### [EXERCISE DESCRIPTION]
Reply with one number: the count of lines in the data that hold the string "into".

--- Start of GIVEN INFORMATION ---

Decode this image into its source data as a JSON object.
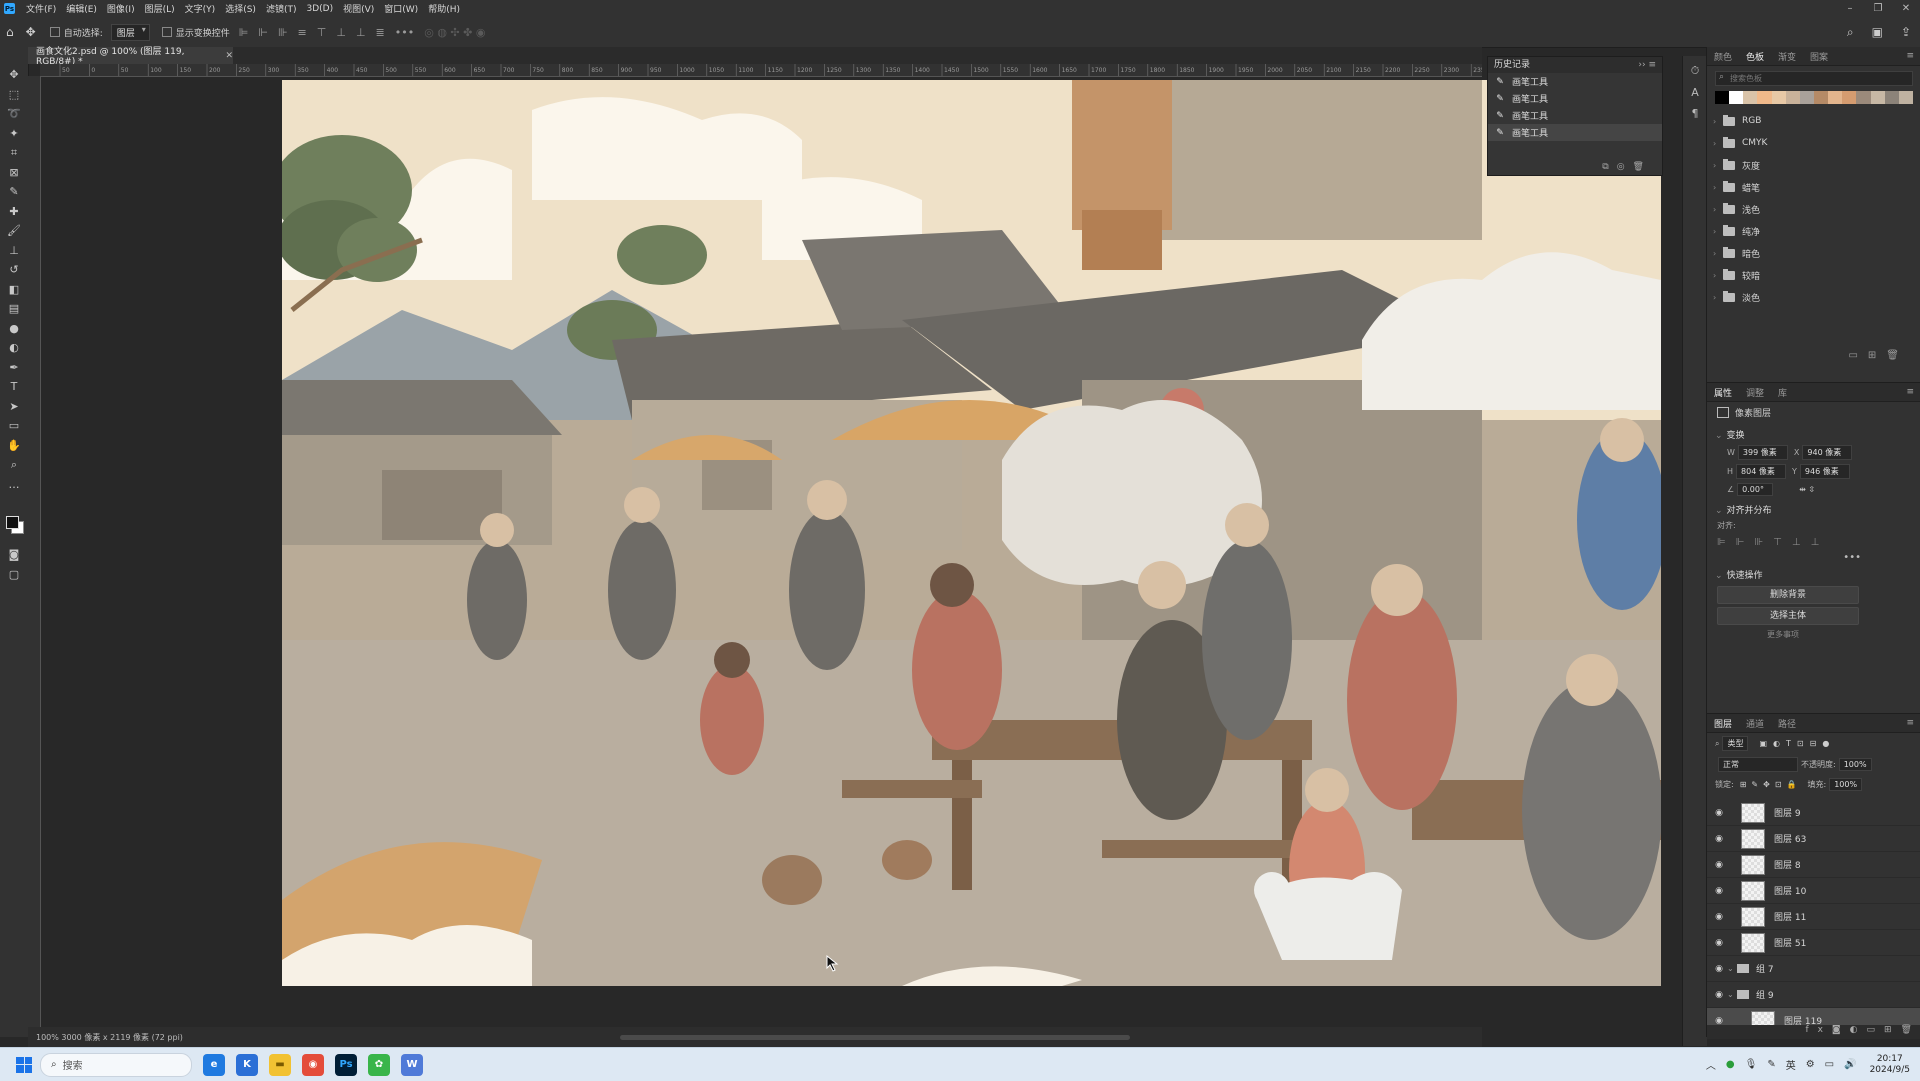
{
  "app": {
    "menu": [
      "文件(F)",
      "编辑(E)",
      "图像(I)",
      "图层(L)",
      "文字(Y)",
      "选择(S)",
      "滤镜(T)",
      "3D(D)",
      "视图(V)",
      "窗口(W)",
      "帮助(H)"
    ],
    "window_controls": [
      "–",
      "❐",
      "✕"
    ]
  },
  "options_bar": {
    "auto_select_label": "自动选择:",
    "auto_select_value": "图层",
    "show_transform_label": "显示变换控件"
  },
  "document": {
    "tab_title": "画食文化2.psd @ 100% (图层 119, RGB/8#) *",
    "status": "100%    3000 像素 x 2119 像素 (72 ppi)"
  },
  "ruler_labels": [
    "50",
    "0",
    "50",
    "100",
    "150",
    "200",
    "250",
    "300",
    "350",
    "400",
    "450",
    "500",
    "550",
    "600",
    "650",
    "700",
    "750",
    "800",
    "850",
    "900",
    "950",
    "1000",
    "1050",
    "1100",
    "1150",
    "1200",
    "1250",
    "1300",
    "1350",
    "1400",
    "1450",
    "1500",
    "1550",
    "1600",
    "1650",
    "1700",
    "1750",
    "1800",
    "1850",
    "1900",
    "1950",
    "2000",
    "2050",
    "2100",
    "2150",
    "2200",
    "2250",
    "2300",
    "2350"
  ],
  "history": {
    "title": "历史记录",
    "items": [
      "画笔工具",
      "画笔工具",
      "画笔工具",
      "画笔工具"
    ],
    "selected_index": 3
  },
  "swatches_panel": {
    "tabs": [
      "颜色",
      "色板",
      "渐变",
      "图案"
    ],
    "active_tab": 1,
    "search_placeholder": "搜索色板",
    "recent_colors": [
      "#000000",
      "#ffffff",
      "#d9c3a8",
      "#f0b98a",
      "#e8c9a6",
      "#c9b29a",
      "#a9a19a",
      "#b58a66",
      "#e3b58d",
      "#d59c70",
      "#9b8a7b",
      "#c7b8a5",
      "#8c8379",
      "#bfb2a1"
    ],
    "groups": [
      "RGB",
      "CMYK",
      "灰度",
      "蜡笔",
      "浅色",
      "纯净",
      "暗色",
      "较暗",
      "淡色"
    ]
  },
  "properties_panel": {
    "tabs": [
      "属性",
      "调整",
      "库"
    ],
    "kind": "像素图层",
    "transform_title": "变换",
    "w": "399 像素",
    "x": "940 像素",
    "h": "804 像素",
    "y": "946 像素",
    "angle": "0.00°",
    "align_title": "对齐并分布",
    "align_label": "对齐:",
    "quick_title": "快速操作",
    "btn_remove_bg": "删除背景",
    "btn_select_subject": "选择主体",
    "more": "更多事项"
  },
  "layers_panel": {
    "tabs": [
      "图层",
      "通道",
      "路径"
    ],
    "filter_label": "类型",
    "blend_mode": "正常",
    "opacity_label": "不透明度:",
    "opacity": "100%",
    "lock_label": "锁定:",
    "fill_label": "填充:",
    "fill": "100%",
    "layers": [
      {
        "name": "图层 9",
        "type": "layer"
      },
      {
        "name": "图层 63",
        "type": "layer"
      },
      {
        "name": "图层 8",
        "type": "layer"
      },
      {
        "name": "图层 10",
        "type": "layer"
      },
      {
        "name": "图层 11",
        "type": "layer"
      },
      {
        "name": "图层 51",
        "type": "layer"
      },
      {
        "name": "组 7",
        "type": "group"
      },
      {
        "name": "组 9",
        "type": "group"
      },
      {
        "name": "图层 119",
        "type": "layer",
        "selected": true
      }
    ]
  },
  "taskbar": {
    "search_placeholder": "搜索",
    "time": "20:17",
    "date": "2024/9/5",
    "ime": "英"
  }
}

--- End of GIVEN INFORMATION ---
--- Start of GIVEN INFORMATION ---

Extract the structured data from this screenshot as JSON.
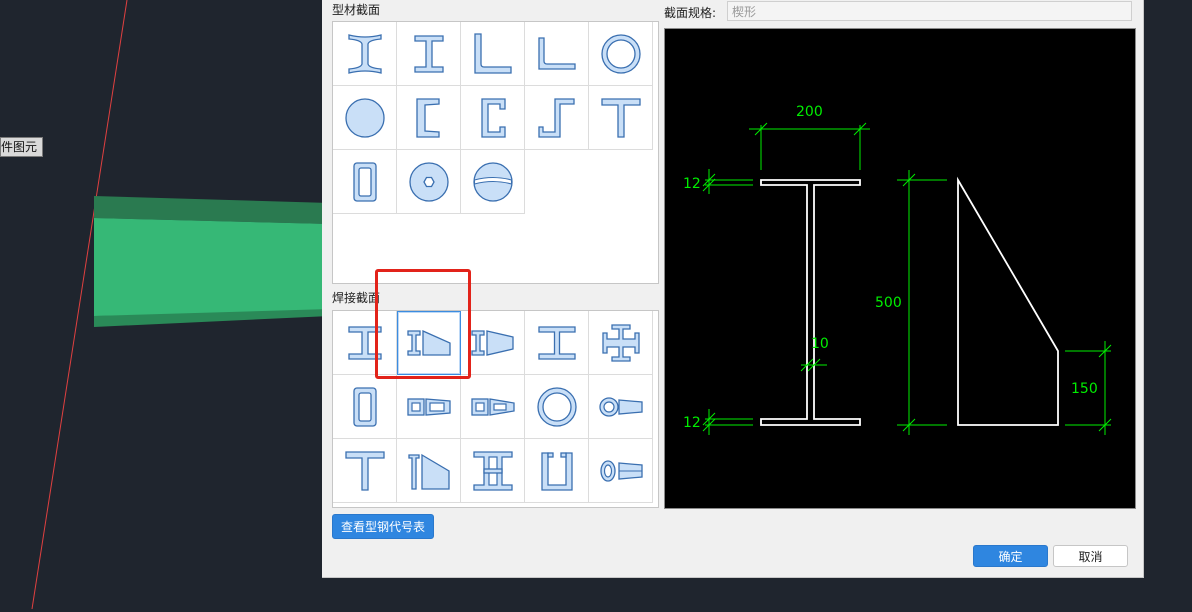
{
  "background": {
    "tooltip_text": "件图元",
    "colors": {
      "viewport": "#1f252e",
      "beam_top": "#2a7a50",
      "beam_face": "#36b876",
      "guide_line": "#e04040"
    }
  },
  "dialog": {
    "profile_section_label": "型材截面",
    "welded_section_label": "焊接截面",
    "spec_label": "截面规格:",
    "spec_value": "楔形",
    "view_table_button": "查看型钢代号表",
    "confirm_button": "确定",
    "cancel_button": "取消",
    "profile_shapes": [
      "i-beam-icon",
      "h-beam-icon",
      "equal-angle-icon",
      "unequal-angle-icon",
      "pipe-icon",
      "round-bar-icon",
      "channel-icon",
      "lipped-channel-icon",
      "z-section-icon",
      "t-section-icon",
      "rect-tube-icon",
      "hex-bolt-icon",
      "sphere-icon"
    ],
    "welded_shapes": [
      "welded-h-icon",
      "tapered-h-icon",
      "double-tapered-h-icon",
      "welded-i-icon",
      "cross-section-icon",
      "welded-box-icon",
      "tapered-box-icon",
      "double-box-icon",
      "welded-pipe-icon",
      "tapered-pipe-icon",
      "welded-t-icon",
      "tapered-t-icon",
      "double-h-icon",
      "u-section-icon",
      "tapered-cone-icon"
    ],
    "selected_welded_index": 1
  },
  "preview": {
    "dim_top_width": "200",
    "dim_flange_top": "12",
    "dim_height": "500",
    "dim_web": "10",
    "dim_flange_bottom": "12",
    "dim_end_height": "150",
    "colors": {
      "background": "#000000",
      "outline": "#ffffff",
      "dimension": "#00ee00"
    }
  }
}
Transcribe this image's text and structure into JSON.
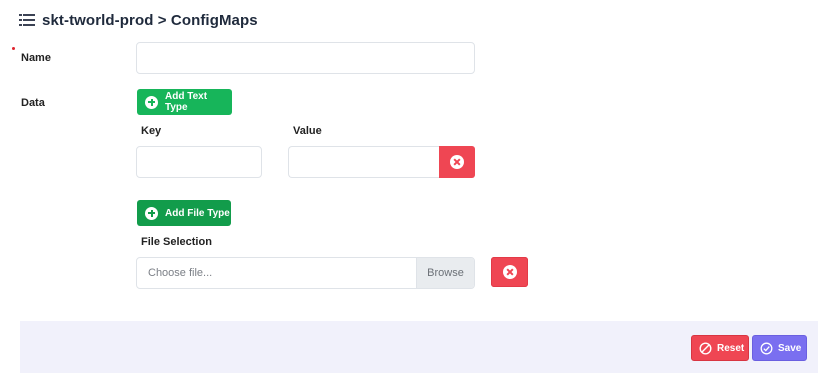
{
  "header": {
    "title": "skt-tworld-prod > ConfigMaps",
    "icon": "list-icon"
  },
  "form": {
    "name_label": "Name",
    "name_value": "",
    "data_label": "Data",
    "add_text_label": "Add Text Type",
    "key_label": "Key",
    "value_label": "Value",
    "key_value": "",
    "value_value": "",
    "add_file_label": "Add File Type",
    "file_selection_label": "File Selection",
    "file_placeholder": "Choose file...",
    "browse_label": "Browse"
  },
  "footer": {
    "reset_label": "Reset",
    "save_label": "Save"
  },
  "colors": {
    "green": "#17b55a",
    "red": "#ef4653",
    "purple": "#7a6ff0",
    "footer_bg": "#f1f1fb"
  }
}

--- End of GIVEN INFORMATION ---

### [TASK ANSWER]
2